** begin Exercise material **
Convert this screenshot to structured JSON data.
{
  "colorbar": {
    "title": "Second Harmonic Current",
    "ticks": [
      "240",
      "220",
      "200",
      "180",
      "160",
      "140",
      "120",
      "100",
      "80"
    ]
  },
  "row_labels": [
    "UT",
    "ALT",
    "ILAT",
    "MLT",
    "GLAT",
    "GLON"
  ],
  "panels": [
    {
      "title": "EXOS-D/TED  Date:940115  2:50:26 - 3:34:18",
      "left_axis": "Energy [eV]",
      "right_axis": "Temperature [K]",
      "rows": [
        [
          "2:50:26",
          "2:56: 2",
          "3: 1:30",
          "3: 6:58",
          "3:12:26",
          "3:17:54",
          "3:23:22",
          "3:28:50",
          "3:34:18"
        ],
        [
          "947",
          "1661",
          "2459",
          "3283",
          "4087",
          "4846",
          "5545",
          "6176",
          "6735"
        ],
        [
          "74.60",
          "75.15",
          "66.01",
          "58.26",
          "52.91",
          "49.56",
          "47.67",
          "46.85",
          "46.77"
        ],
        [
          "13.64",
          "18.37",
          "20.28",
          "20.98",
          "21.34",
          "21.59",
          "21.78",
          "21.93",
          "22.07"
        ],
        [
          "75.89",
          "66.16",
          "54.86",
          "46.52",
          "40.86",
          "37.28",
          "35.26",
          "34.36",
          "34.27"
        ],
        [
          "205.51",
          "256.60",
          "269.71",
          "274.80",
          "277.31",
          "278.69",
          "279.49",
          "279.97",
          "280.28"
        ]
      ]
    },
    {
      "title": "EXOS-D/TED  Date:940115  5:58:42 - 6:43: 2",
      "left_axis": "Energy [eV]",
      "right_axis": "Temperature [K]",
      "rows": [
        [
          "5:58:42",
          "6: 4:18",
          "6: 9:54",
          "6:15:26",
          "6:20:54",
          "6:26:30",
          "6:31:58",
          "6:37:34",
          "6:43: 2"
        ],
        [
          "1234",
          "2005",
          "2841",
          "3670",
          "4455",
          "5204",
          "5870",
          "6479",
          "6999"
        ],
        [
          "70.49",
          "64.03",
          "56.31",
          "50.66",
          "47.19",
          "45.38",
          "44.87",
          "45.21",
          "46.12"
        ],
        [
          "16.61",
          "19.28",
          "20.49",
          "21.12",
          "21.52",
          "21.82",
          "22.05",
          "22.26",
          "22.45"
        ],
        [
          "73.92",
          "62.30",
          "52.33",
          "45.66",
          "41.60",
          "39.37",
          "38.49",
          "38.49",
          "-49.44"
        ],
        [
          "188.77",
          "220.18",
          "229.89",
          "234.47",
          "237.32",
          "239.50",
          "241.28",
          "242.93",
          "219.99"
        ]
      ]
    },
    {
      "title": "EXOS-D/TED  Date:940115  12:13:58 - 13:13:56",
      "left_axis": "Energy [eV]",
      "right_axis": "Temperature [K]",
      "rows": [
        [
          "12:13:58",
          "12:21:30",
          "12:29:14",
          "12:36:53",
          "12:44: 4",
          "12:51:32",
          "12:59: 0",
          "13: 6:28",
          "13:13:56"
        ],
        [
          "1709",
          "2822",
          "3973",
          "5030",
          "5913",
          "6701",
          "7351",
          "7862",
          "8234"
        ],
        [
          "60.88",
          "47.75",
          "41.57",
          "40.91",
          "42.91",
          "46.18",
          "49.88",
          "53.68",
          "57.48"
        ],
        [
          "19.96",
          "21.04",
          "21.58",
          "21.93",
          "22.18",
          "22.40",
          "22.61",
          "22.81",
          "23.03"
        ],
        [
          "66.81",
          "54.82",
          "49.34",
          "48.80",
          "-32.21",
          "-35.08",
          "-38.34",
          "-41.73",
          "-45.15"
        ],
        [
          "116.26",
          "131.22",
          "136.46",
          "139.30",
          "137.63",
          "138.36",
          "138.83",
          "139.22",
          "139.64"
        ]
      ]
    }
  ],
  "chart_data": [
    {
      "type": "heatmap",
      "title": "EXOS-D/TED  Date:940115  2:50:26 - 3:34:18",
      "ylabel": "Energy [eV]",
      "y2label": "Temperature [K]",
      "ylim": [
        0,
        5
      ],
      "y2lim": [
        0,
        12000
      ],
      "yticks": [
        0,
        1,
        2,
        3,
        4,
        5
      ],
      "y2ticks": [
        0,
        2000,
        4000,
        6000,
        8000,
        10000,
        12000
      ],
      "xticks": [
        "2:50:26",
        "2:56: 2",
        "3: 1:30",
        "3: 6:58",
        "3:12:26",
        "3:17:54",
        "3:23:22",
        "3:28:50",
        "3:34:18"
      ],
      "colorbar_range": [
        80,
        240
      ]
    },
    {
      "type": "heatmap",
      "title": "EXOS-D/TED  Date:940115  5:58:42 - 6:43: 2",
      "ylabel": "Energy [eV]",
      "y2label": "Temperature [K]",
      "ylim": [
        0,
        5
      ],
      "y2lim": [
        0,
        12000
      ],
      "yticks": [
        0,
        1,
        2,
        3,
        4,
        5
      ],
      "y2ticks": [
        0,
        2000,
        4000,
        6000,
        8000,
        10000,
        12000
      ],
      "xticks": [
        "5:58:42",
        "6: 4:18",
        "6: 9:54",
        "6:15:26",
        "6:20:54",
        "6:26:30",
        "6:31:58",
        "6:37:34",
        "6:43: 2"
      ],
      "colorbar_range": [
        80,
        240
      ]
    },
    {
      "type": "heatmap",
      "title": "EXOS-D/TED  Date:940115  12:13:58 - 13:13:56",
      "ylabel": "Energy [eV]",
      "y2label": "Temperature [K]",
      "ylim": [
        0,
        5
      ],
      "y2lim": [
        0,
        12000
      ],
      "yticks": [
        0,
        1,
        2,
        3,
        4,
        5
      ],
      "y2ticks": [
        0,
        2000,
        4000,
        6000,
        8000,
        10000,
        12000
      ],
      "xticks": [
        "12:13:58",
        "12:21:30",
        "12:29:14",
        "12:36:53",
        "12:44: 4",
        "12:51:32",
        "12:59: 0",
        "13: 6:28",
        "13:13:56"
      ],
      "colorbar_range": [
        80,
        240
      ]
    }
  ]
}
** end Exercise material **
• **Task to carry out**
Return all of the entries word for word.

• **Exercise result**
Convert this screenshot to structured JSON data.
{
  "colorbar": {
    "title": "Second Harmonic Current",
    "ticks": [
      "240",
      "220",
      "200",
      "180",
      "160",
      "140",
      "120",
      "100",
      "80"
    ]
  },
  "row_labels": [
    "UT",
    "ALT",
    "ILAT",
    "MLT",
    "GLAT",
    "GLON"
  ],
  "panels": [
    {
      "title": "EXOS-D/TED  Date:940115  2:50:26 - 3:34:18",
      "left_axis": "Energy [eV]",
      "right_axis": "Temperature [K]",
      "rows": [
        [
          "2:50:26",
          "2:56: 2",
          "3: 1:30",
          "3: 6:58",
          "3:12:26",
          "3:17:54",
          "3:23:22",
          "3:28:50",
          "3:34:18"
        ],
        [
          "947",
          "1661",
          "2459",
          "3283",
          "4087",
          "4846",
          "5545",
          "6176",
          "6735"
        ],
        [
          "74.60",
          "75.15",
          "66.01",
          "58.26",
          "52.91",
          "49.56",
          "47.67",
          "46.85",
          "46.77"
        ],
        [
          "13.64",
          "18.37",
          "20.28",
          "20.98",
          "21.34",
          "21.59",
          "21.78",
          "21.93",
          "22.07"
        ],
        [
          "75.89",
          "66.16",
          "54.86",
          "46.52",
          "40.86",
          "37.28",
          "35.26",
          "34.36",
          "34.27"
        ],
        [
          "205.51",
          "256.60",
          "269.71",
          "274.80",
          "277.31",
          "278.69",
          "279.49",
          "279.97",
          "280.28"
        ]
      ]
    },
    {
      "title": "EXOS-D/TED  Date:940115  5:58:42 - 6:43: 2",
      "left_axis": "Energy [eV]",
      "right_axis": "Temperature [K]",
      "rows": [
        [
          "5:58:42",
          "6: 4:18",
          "6: 9:54",
          "6:15:26",
          "6:20:54",
          "6:26:30",
          "6:31:58",
          "6:37:34",
          "6:43: 2"
        ],
        [
          "1234",
          "2005",
          "2841",
          "3670",
          "4455",
          "5204",
          "5870",
          "6479",
          "6999"
        ],
        [
          "70.49",
          "64.03",
          "56.31",
          "50.66",
          "47.19",
          "45.38",
          "44.87",
          "45.21",
          "46.12"
        ],
        [
          "16.61",
          "19.28",
          "20.49",
          "21.12",
          "21.52",
          "21.82",
          "22.05",
          "22.26",
          "22.45"
        ],
        [
          "73.92",
          "62.30",
          "52.33",
          "45.66",
          "41.60",
          "39.37",
          "38.49",
          "38.49",
          "-49.44"
        ],
        [
          "188.77",
          "220.18",
          "229.89",
          "234.47",
          "237.32",
          "239.50",
          "241.28",
          "242.93",
          "219.99"
        ]
      ]
    },
    {
      "title": "EXOS-D/TED  Date:940115  12:13:58 - 13:13:56",
      "left_axis": "Energy [eV]",
      "right_axis": "Temperature [K]",
      "rows": [
        [
          "12:13:58",
          "12:21:30",
          "12:29:14",
          "12:36:53",
          "12:44: 4",
          "12:51:32",
          "12:59: 0",
          "13: 6:28",
          "13:13:56"
        ],
        [
          "1709",
          "2822",
          "3973",
          "5030",
          "5913",
          "6701",
          "7351",
          "7862",
          "8234"
        ],
        [
          "60.88",
          "47.75",
          "41.57",
          "40.91",
          "42.91",
          "46.18",
          "49.88",
          "53.68",
          "57.48"
        ],
        [
          "19.96",
          "21.04",
          "21.58",
          "21.93",
          "22.18",
          "22.40",
          "22.61",
          "22.81",
          "23.03"
        ],
        [
          "66.81",
          "54.82",
          "49.34",
          "48.80",
          "-32.21",
          "-35.08",
          "-38.34",
          "-41.73",
          "-45.15"
        ],
        [
          "116.26",
          "131.22",
          "136.46",
          "139.30",
          "137.63",
          "138.36",
          "138.83",
          "139.22",
          "139.64"
        ]
      ]
    }
  ],
  "chart_data": [
    {
      "type": "heatmap",
      "title": "EXOS-D/TED  Date:940115  2:50:26 - 3:34:18",
      "ylabel": "Energy [eV]",
      "y2label": "Temperature [K]",
      "ylim": [
        0,
        5
      ],
      "y2lim": [
        0,
        12000
      ],
      "yticks": [
        0,
        1,
        2,
        3,
        4,
        5
      ],
      "y2ticks": [
        0,
        2000,
        4000,
        6000,
        8000,
        10000,
        12000
      ],
      "xticks": [
        "2:50:26",
        "2:56: 2",
        "3: 1:30",
        "3: 6:58",
        "3:12:26",
        "3:17:54",
        "3:23:22",
        "3:28:50",
        "3:34:18"
      ],
      "colorbar_range": [
        80,
        240
      ]
    },
    {
      "type": "heatmap",
      "title": "EXOS-D/TED  Date:940115  5:58:42 - 6:43: 2",
      "ylabel": "Energy [eV]",
      "y2label": "Temperature [K]",
      "ylim": [
        0,
        5
      ],
      "y2lim": [
        0,
        12000
      ],
      "yticks": [
        0,
        1,
        2,
        3,
        4,
        5
      ],
      "y2ticks": [
        0,
        2000,
        4000,
        6000,
        8000,
        10000,
        12000
      ],
      "xticks": [
        "5:58:42",
        "6: 4:18",
        "6: 9:54",
        "6:15:26",
        "6:20:54",
        "6:26:30",
        "6:31:58",
        "6:37:34",
        "6:43: 2"
      ],
      "colorbar_range": [
        80,
        240
      ]
    },
    {
      "type": "heatmap",
      "title": "EXOS-D/TED  Date:940115  12:13:58 - 13:13:56",
      "ylabel": "Energy [eV]",
      "y2label": "Temperature [K]",
      "ylim": [
        0,
        5
      ],
      "y2lim": [
        0,
        12000
      ],
      "yticks": [
        0,
        1,
        2,
        3,
        4,
        5
      ],
      "y2ticks": [
        0,
        2000,
        4000,
        6000,
        8000,
        10000,
        12000
      ],
      "xticks": [
        "12:13:58",
        "12:21:30",
        "12:29:14",
        "12:36:53",
        "12:44: 4",
        "12:51:32",
        "12:59: 0",
        "13: 6:28",
        "13:13:56"
      ],
      "colorbar_range": [
        80,
        240
      ]
    }
  ]
}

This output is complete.